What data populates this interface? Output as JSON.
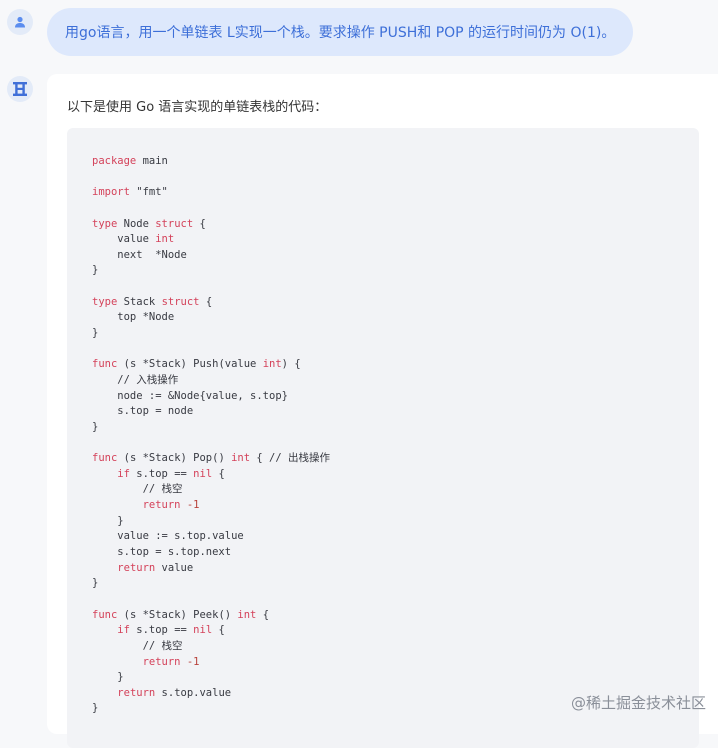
{
  "user_message": {
    "text": "用go语言，用一个单链表 L实现一个栈。要求操作 PUSH和 POP 的运行时间仍为 O(1)。"
  },
  "assistant": {
    "intro": "以下是使用 Go 语言实现的单链表栈的代码：",
    "code_lines": [
      [
        {
          "t": "package",
          "c": "kw"
        },
        {
          "t": " main"
        }
      ],
      [],
      [
        {
          "t": "import",
          "c": "kw"
        },
        {
          "t": " \"fmt\""
        }
      ],
      [],
      [
        {
          "t": "type",
          "c": "kw"
        },
        {
          "t": " Node "
        },
        {
          "t": "struct",
          "c": "kw"
        },
        {
          "t": " {"
        }
      ],
      [
        {
          "t": "    value "
        },
        {
          "t": "int",
          "c": "kw"
        }
      ],
      [
        {
          "t": "    next  *Node"
        }
      ],
      [
        {
          "t": "}"
        }
      ],
      [],
      [
        {
          "t": "type",
          "c": "kw"
        },
        {
          "t": " Stack "
        },
        {
          "t": "struct",
          "c": "kw"
        },
        {
          "t": " {"
        }
      ],
      [
        {
          "t": "    top *Node"
        }
      ],
      [
        {
          "t": "}"
        }
      ],
      [],
      [
        {
          "t": "func",
          "c": "kw"
        },
        {
          "t": " (s *Stack) Push(value "
        },
        {
          "t": "int",
          "c": "kw"
        },
        {
          "t": ") {"
        }
      ],
      [
        {
          "t": "    // 入栈操作"
        }
      ],
      [
        {
          "t": "    node := &Node{value, s.top}"
        }
      ],
      [
        {
          "t": "    s.top = node"
        }
      ],
      [
        {
          "t": "}"
        }
      ],
      [],
      [
        {
          "t": "func",
          "c": "kw"
        },
        {
          "t": " (s *Stack) Pop() "
        },
        {
          "t": "int",
          "c": "kw"
        },
        {
          "t": " { // 出栈操作"
        }
      ],
      [
        {
          "t": "    "
        },
        {
          "t": "if",
          "c": "kw"
        },
        {
          "t": " s.top == "
        },
        {
          "t": "nil",
          "c": "kw"
        },
        {
          "t": " {"
        }
      ],
      [
        {
          "t": "        // 栈空"
        }
      ],
      [
        {
          "t": "        "
        },
        {
          "t": "return",
          "c": "kw"
        },
        {
          "t": " "
        },
        {
          "t": "-1",
          "c": "num"
        }
      ],
      [
        {
          "t": "    }"
        }
      ],
      [
        {
          "t": "    value := s.top.value"
        }
      ],
      [
        {
          "t": "    s.top = s.top.next"
        }
      ],
      [
        {
          "t": "    "
        },
        {
          "t": "return",
          "c": "kw"
        },
        {
          "t": " value"
        }
      ],
      [
        {
          "t": "}"
        }
      ],
      [],
      [
        {
          "t": "func",
          "c": "kw"
        },
        {
          "t": " (s *Stack) Peek() "
        },
        {
          "t": "int",
          "c": "kw"
        },
        {
          "t": " {"
        }
      ],
      [
        {
          "t": "    "
        },
        {
          "t": "if",
          "c": "kw"
        },
        {
          "t": " s.top == "
        },
        {
          "t": "nil",
          "c": "kw"
        },
        {
          "t": " {"
        }
      ],
      [
        {
          "t": "        // 栈空"
        }
      ],
      [
        {
          "t": "        "
        },
        {
          "t": "return",
          "c": "kw"
        },
        {
          "t": " "
        },
        {
          "t": "-1",
          "c": "num"
        }
      ],
      [
        {
          "t": "    }"
        }
      ],
      [
        {
          "t": "    "
        },
        {
          "t": "return",
          "c": "kw"
        },
        {
          "t": " s.top.value"
        }
      ],
      [
        {
          "t": "}"
        }
      ]
    ]
  },
  "watermark": {
    "text": "@稀土掘金技术社区"
  },
  "icons": {
    "user": "user-icon",
    "bot": "bot-logo-icon"
  },
  "colors": {
    "user_text": "#3d6fd8",
    "user_bubble": "#dde8fc",
    "keyword": "#d4425a"
  }
}
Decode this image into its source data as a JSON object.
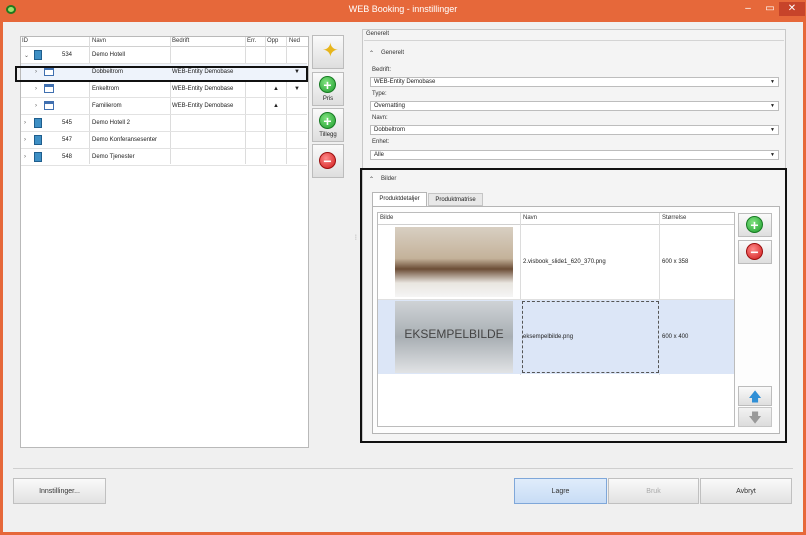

○ ○ ○ ○

■ **Aim**: Copy every record character for character. Skip the pictures.

■ **Task answer**:
What data populates this interface? Output as JSON.
{
  "user_message": {
    "text": "用go语言，用一个单链表 L实现一个栈。要求操作 PUSH和 POP 的运行时间仍为 O(1)。"
  },
  "assistant": {
    "intro": "以下是使用 Go 语言实现的单链表栈的代码：",
    "code_lines": [
      [
        {
          "t": "package",
          "c": "kw"
        },
        {
          "t": " main"
        }
      ],
      [],
      [
        {
          "t": "import",
          "c": "kw"
        },
        {
          "t": " \"fmt\""
        }
      ],
      [],
      [
        {
          "t": "type",
          "c": "kw"
        },
        {
          "t": " Node "
        },
        {
          "t": "struct",
          "c": "kw"
        },
        {
          "t": " {"
        }
      ],
      [
        {
          "t": "    value "
        },
        {
          "t": "int",
          "c": "kw"
        }
      ],
      [
        {
          "t": "    next  *Node"
        }
      ],
      [
        {
          "t": "}"
        }
      ],
      [],
      [
        {
          "t": "type",
          "c": "kw"
        },
        {
          "t": " Stack "
        },
        {
          "t": "struct",
          "c": "kw"
        },
        {
          "t": " {"
        }
      ],
      [
        {
          "t": "    top *Node"
        }
      ],
      [
        {
          "t": "}"
        }
      ],
      [],
      [
        {
          "t": "func",
          "c": "kw"
        },
        {
          "t": " (s *Stack) Push(value "
        },
        {
          "t": "int",
          "c": "kw"
        },
        {
          "t": ") {"
        }
      ],
      [
        {
          "t": "    // 入栈操作"
        }
      ],
      [
        {
          "t": "    node := &Node{value, s.top}"
        }
      ],
      [
        {
          "t": "    s.top = node"
        }
      ],
      [
        {
          "t": "}"
        }
      ],
      [],
      [
        {
          "t": "func",
          "c": "kw"
        },
        {
          "t": " (s *Stack) Pop() "
        },
        {
          "t": "int",
          "c": "kw"
        },
        {
          "t": " { // 出栈操作"
        }
      ],
      [
        {
          "t": "    "
        },
        {
          "t": "if",
          "c": "kw"
        },
        {
          "t": " s.top == "
        },
        {
          "t": "nil",
          "c": "kw"
        },
        {
          "t": " {"
        }
      ],
      [
        {
          "t": "        // 栈空"
        }
      ],
      [
        {
          "t": "        "
        },
        {
          "t": "return",
          "c": "kw"
        },
        {
          "t": " "
        },
        {
          "t": "-1",
          "c": "num"
        }
      ],
      [
        {
          "t": "    }"
        }
      ],
      [
        {
          "t": "    value := s.top.value"
        }
      ],
      [
        {
          "t": "    s.top = s.top.next"
        }
      ],
      [
        {
          "t": "    "
        },
        {
          "t": "return",
          "c": "kw"
        },
        {
          "t": " value"
        }
      ],
      [
        {
          "t": "}"
        }
      ],
      [],
      [
        {
          "t": "func",
          "c": "kw"
        },
        {
          "t": " (s *Stack) Peek() "
        },
        {
          "t": "int",
          "c": "kw"
        },
        {
          "t": " {"
        }
      ],
      [
        {
          "t": "    "
        },
        {
          "t": "if",
          "c": "kw"
        },
        {
          "t": " s.top == "
        },
        {
          "t": "nil",
          "c": "kw"
        },
        {
          "t": " {"
        }
      ],
      [
        {
          "t": "        // 栈空"
        }
      ],
      [
        {
          "t": "        "
        },
        {
          "t": "return",
          "c": "kw"
        },
        {
          "t": " "
        },
        {
          "t": "-1",
          "c": "num"
        }
      ],
      [
        {
          "t": "    }"
        }
      ],
      [
        {
          "t": "    "
        },
        {
          "t": "return",
          "c": "kw"
        },
        {
          "t": " s.top.value"
        }
      ],
      [
        {
          "t": "}"
        }
      ]
    ]
  },
  "watermark": {
    "text": "@稀土掘金技术社区"
  },
  "icons": {
    "user": "user-icon",
    "bot": "bot-logo-icon"
  },
  "colors": {
    "user_text": "#3d6fd8",
    "user_bubble": "#dde8fc",
    "keyword": "#d4425a"
  }
}
Decode this image into its source data as a JSON object.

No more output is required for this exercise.